→ Task directions: How many lines in these records hold the string "take"? Reply with the number alone.

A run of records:
%%
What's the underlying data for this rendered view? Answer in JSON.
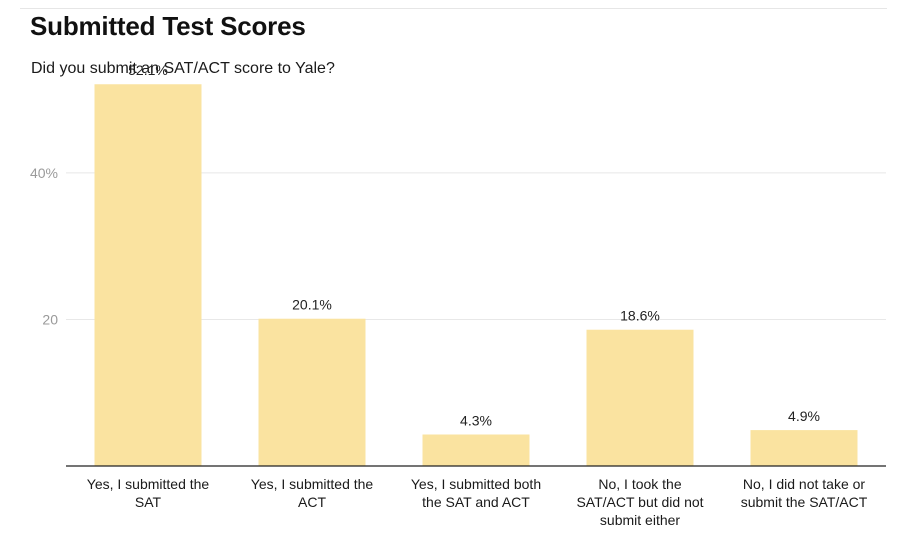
{
  "chart_data": {
    "type": "bar",
    "title": "Submitted Test Scores",
    "subtitle": "Did you submit an SAT/ACT score to Yale?",
    "xlabel": "",
    "ylabel": "",
    "categories": [
      "Yes, I submitted the SAT",
      "Yes, I submitted the ACT",
      "Yes, I submitted both the SAT and ACT",
      "No, I took the SAT/ACT but did not submit either",
      "No, I did not take or submit the SAT/ACT"
    ],
    "category_lines": [
      [
        "Yes, I submitted the",
        "SAT"
      ],
      [
        "Yes, I submitted the",
        "ACT"
      ],
      [
        "Yes, I submitted both",
        "the SAT and ACT"
      ],
      [
        "No, I took the",
        "SAT/ACT but did not",
        "submit either"
      ],
      [
        "No, I did not take or",
        "submit the SAT/ACT"
      ]
    ],
    "values": [
      52.1,
      20.1,
      4.3,
      18.6,
      4.9
    ],
    "value_labels": [
      "52.1%",
      "20.1%",
      "4.3%",
      "18.6%",
      "4.9%"
    ],
    "y_ticks": [
      {
        "value": 20,
        "label": "20"
      },
      {
        "value": 40,
        "label": "40%"
      }
    ],
    "ylim": [
      0,
      55
    ],
    "grid": true,
    "legend": "none",
    "bar_color": "#fae3a0",
    "grid_color": "#e8e8e8",
    "axis_color": "#222222"
  }
}
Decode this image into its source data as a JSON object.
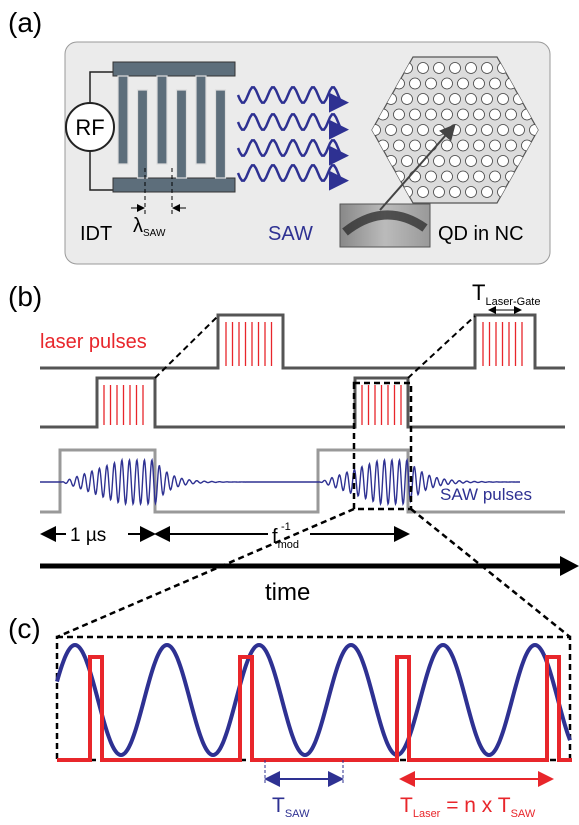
{
  "panel_a": {
    "label": "(a)",
    "rf": "RF",
    "idt": "IDT",
    "lambda": "λ",
    "lambda_sub": "SAW",
    "saw": "SAW",
    "qd": "QD in NC"
  },
  "panel_b": {
    "label": "(b)",
    "laser_pulses": "laser pulses",
    "t_gate": "T",
    "t_gate_sub": "Laser-Gate",
    "saw_pulses": "SAW pulses",
    "one_us": "1 µs",
    "f": "f",
    "f_sub": "mod",
    "f_sup": "-1",
    "time": "time"
  },
  "panel_c": {
    "label": "(c)",
    "t_saw": "T",
    "t_saw_sub": "SAW",
    "t_laser": "T",
    "t_laser_sub": "Laser",
    "eq": " = n x T",
    "eq_sub": "SAW"
  }
}
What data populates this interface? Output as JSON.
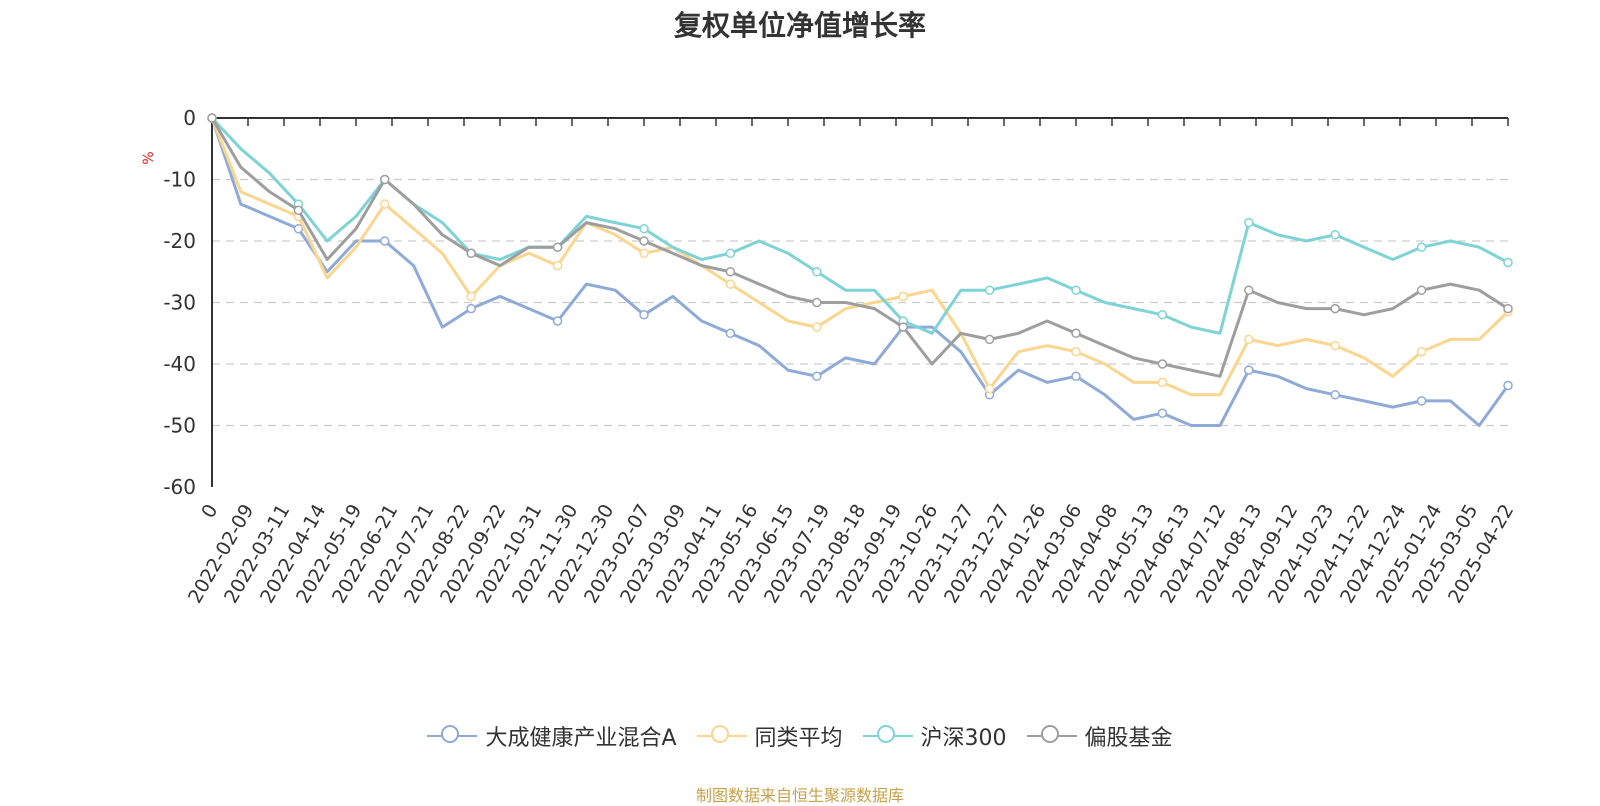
{
  "source_note": "制图数据来自恒生聚源数据库",
  "source_color": "#c8a14a",
  "chart_data": {
    "type": "line",
    "title": "复权单位净值增长率",
    "ylabel": "%",
    "ylabel_color": "#e02020",
    "ylim": [
      -60,
      0
    ],
    "yticks": [
      0,
      -10,
      -20,
      -30,
      -40,
      -50,
      -60
    ],
    "grid": true,
    "legend_position": "bottom",
    "x_start_label": "0",
    "xlabels": [
      "2022-02-09",
      "2022-03-11",
      "2022-04-14",
      "2022-05-19",
      "2022-06-21",
      "2022-07-21",
      "2022-08-22",
      "2022-09-22",
      "2022-10-31",
      "2022-11-30",
      "2022-12-30",
      "2023-02-07",
      "2023-03-09",
      "2023-04-11",
      "2023-05-16",
      "2023-06-15",
      "2023-07-19",
      "2023-08-18",
      "2023-09-19",
      "2023-10-26",
      "2023-11-27",
      "2023-12-27",
      "2024-01-26",
      "2024-03-06",
      "2024-04-08",
      "2024-05-13",
      "2024-06-13",
      "2024-07-12",
      "2024-08-13",
      "2024-09-12",
      "2024-10-23",
      "2024-11-22",
      "2024-12-24",
      "2025-01-24",
      "2025-03-05",
      "2025-04-22"
    ],
    "series": [
      {
        "name": "大成健康产业混合A",
        "color": "#8eaad8",
        "values": [
          0,
          -14,
          -16,
          -18,
          -25,
          -20,
          -20,
          -24,
          -34,
          -31,
          -29,
          -31,
          -33,
          -27,
          -28,
          -32,
          -29,
          -33,
          -35,
          -37,
          -41,
          -42,
          -39,
          -40,
          -34,
          -34,
          -38,
          -45,
          -41,
          -43,
          -42,
          -45,
          -49,
          -48,
          -50,
          -50,
          -41,
          -42,
          -44,
          -45,
          -46,
          -47,
          -46,
          -46,
          -50,
          -43.5
        ]
      },
      {
        "name": "同类平均",
        "color": "#fcd58e",
        "values": [
          0,
          -12,
          -14,
          -16,
          -26,
          -21,
          -14,
          -18,
          -22,
          -29,
          -24,
          -22,
          -24,
          -17,
          -19,
          -22,
          -21,
          -24,
          -27,
          -30,
          -33,
          -34,
          -31,
          -30,
          -29,
          -28,
          -35,
          -44,
          -38,
          -37,
          -38,
          -40,
          -43,
          -43,
          -45,
          -45,
          -36,
          -37,
          -36,
          -37,
          -39,
          -42,
          -38,
          -36,
          -36,
          -31.5
        ]
      },
      {
        "name": "沪深300",
        "color": "#7dd3d6",
        "values": [
          0,
          -5,
          -9,
          -14,
          -20,
          -16,
          -10,
          -14,
          -17,
          -22,
          -23,
          -21,
          -21,
          -16,
          -17,
          -18,
          -21,
          -23,
          -22,
          -20,
          -22,
          -25,
          -28,
          -28,
          -33,
          -35,
          -28,
          -28,
          -27,
          -26,
          -28,
          -30,
          -31,
          -32,
          -34,
          -35,
          -17,
          -19,
          -20,
          -19,
          -21,
          -23,
          -21,
          -20,
          -21,
          -23.5
        ]
      },
      {
        "name": "偏股基金",
        "color": "#9e9e9e",
        "values": [
          0,
          -8,
          -12,
          -15,
          -23,
          -18,
          -10,
          -14,
          -19,
          -22,
          -24,
          -21,
          -21,
          -17,
          -18,
          -20,
          -22,
          -24,
          -25,
          -27,
          -29,
          -30,
          -30,
          -31,
          -34,
          -40,
          -35,
          -36,
          -35,
          -33,
          -35,
          -37,
          -39,
          -40,
          -41,
          -42,
          -28,
          -30,
          -31,
          -31,
          -32,
          -31,
          -28,
          -27,
          -28,
          -31
        ]
      }
    ]
  }
}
%%
→ Written answer: 2